● INSTRUCTIONS FOR THE TASK
Identify the lines in the data below that contain "ylabel" and give only how many there are.

Figure collection entries

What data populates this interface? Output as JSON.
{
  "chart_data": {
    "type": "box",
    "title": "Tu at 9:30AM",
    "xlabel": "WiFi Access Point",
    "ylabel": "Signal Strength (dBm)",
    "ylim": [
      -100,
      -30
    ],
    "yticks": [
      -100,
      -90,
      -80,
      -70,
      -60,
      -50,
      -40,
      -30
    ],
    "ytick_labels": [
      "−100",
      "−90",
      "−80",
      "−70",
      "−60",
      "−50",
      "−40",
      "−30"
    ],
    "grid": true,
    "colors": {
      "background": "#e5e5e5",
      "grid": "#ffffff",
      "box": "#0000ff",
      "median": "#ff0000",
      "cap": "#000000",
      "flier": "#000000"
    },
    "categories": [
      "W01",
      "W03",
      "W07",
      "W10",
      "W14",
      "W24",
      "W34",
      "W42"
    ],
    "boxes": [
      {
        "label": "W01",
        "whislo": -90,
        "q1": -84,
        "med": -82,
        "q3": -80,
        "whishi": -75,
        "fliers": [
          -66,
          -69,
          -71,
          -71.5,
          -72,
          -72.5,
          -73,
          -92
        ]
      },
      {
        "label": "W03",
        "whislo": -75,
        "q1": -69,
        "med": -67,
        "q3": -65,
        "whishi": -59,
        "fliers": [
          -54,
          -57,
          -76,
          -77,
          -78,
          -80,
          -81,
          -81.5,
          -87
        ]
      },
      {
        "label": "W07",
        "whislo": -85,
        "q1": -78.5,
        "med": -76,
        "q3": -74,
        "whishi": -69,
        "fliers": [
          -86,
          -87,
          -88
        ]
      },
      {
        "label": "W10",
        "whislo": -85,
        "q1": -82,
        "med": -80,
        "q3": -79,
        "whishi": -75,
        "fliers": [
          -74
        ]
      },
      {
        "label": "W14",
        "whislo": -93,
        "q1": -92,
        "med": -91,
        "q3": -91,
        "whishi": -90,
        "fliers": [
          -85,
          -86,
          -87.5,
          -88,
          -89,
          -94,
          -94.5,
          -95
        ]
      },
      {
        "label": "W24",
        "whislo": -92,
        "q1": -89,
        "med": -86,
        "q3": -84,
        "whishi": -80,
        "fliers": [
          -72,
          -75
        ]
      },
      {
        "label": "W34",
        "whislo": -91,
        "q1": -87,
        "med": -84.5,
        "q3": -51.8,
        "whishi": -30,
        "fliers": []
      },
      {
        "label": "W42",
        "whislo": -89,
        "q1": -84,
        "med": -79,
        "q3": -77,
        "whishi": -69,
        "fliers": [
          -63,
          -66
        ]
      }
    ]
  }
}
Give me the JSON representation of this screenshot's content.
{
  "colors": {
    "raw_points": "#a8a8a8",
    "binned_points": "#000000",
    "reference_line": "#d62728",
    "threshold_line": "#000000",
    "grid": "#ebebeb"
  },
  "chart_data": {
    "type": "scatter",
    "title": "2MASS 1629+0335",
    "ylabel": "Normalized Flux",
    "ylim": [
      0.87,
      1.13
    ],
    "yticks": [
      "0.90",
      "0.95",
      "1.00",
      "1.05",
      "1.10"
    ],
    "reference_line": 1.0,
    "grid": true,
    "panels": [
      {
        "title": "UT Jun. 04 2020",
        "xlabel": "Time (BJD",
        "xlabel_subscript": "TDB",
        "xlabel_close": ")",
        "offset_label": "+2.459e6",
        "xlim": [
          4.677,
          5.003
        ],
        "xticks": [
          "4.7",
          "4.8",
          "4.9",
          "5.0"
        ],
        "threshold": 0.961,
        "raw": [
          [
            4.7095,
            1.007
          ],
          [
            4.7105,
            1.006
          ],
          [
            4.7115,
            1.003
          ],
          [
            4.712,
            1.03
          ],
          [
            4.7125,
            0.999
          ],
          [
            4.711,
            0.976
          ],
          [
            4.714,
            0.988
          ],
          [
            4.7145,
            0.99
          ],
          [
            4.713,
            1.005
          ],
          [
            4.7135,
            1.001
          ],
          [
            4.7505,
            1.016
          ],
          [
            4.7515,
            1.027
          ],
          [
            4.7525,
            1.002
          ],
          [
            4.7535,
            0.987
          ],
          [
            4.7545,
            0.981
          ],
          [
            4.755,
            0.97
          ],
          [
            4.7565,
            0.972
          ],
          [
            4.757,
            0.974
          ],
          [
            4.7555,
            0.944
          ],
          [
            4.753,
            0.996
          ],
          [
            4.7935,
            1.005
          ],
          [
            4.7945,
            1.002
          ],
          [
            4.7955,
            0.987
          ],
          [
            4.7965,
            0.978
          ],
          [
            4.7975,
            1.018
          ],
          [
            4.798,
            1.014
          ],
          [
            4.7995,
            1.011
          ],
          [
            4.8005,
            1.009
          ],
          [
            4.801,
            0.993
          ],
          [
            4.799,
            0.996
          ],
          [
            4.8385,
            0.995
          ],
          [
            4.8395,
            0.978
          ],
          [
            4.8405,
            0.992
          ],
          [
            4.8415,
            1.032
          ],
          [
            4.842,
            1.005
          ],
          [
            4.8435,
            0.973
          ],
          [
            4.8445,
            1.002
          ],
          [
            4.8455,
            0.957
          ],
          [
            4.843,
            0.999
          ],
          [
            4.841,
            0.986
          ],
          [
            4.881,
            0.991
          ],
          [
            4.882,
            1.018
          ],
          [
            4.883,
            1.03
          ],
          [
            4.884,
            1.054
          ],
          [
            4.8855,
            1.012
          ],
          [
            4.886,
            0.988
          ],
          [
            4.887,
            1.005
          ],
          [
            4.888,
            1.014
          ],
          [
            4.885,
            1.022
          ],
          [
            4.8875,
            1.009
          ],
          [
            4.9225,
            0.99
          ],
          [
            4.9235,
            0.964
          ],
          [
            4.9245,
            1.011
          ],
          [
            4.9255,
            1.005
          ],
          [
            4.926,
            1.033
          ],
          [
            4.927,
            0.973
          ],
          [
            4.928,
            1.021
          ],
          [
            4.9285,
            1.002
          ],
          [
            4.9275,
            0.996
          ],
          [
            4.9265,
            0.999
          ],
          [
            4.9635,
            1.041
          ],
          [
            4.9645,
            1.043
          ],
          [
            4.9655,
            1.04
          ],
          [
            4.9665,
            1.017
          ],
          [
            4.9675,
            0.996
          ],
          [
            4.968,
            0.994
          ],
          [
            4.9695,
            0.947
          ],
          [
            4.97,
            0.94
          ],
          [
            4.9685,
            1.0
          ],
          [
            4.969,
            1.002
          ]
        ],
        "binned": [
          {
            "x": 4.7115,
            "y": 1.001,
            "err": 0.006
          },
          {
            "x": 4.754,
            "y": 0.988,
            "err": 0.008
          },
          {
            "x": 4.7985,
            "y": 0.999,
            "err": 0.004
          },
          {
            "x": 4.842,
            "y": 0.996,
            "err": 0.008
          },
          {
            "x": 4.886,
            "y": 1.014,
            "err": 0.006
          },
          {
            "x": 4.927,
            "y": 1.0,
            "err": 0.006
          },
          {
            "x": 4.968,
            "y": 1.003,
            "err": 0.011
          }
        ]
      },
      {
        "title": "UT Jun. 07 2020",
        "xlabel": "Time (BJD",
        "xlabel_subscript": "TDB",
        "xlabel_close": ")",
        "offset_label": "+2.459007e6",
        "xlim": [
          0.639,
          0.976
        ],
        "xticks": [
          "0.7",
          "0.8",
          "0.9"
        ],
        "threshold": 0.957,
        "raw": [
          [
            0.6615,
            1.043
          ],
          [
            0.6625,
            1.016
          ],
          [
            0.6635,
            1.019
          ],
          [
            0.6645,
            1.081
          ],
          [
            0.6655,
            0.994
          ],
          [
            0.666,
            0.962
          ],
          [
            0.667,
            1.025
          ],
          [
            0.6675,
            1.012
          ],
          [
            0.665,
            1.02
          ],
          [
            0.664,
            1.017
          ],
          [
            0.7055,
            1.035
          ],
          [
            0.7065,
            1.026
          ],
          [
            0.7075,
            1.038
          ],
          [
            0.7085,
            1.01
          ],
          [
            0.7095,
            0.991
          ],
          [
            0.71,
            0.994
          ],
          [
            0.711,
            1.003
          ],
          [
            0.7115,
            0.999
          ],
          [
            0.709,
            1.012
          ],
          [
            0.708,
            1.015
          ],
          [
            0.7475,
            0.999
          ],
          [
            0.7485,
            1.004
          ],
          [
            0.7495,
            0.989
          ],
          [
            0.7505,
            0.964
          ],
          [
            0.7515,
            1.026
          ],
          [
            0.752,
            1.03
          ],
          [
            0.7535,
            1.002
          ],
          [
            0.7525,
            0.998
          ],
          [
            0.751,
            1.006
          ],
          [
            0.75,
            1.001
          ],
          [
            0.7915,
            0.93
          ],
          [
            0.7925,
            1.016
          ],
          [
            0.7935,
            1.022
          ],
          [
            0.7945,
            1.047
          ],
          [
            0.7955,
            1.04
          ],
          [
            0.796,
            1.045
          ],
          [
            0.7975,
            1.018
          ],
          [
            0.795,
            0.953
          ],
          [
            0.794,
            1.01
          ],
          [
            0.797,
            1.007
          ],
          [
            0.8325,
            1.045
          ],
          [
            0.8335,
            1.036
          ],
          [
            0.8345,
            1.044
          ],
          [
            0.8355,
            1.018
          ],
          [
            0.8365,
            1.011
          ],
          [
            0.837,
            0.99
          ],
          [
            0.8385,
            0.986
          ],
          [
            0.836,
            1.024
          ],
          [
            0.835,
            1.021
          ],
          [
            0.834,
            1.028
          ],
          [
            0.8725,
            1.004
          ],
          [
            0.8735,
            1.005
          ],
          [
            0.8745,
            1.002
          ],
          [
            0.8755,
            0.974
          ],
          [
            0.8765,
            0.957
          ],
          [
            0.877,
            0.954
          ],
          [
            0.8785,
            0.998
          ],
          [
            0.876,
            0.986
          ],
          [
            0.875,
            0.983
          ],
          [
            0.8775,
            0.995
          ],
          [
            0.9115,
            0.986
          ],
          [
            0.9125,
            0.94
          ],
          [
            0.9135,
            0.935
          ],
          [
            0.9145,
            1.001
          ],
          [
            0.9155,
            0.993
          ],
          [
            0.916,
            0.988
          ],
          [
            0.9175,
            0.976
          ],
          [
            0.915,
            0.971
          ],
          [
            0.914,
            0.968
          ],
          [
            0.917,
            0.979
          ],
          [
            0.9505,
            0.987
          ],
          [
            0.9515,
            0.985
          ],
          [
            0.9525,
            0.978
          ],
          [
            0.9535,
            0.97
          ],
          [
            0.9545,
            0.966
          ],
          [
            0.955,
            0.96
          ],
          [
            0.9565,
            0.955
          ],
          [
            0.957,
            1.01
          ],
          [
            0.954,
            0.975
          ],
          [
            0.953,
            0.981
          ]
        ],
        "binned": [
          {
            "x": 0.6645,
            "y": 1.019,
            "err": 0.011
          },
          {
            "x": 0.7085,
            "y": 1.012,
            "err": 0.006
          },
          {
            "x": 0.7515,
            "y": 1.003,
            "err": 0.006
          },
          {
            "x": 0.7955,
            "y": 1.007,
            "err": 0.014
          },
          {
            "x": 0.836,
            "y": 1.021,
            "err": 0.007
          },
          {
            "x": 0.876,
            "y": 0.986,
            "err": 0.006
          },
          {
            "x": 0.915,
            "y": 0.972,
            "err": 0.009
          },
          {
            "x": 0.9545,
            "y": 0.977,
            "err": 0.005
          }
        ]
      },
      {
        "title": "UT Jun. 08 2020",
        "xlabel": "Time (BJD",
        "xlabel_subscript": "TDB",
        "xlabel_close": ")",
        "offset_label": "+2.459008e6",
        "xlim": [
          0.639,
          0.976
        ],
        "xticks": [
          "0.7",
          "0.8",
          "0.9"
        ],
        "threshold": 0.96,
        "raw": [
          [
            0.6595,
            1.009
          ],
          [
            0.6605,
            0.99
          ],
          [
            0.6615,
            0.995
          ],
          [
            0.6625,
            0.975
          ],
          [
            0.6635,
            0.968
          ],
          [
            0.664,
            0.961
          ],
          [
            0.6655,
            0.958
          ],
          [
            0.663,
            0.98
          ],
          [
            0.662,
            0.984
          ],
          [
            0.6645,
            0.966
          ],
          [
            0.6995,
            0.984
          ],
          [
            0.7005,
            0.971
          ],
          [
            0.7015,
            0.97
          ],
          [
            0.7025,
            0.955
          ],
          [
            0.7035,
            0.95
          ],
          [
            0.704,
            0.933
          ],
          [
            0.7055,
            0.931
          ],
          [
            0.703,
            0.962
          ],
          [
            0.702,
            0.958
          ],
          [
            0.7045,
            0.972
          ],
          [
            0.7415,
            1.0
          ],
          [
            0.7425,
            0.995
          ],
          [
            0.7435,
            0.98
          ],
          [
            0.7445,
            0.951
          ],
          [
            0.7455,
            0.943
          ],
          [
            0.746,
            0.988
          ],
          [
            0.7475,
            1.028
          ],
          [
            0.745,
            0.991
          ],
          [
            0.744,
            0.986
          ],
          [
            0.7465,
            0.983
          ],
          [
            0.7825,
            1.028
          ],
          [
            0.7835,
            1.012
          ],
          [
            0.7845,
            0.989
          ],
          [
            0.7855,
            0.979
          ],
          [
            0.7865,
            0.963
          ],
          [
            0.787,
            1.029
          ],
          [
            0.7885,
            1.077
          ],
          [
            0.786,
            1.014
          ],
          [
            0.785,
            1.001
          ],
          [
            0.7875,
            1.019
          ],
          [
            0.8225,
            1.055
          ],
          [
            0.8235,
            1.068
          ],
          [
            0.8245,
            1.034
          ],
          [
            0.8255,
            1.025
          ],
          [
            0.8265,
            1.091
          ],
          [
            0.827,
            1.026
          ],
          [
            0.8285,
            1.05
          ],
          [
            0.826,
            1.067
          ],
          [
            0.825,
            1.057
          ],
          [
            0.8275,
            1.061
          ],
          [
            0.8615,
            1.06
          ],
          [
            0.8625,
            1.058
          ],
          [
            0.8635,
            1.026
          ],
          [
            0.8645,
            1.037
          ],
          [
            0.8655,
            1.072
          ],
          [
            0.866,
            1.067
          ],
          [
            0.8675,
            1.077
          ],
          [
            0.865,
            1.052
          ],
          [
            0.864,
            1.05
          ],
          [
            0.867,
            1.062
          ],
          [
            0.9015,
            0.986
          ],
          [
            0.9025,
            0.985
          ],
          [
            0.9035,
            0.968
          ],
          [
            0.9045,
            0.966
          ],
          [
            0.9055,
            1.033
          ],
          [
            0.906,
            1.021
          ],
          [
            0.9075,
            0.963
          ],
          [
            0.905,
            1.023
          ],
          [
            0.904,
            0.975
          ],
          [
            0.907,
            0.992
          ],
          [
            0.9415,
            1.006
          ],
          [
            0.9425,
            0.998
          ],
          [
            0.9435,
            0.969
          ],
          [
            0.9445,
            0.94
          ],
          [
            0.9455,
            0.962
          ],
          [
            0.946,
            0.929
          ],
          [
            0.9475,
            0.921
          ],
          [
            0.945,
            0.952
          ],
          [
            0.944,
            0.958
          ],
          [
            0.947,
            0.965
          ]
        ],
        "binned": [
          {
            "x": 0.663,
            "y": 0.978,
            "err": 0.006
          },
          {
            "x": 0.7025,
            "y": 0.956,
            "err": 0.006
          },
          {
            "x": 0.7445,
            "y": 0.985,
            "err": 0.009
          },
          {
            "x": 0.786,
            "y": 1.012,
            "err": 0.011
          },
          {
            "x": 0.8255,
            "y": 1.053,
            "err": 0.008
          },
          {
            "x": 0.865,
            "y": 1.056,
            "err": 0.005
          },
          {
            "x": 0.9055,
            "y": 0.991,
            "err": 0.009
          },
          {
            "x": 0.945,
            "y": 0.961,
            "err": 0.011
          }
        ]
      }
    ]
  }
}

● ANSWER TO THE PROBLEM
2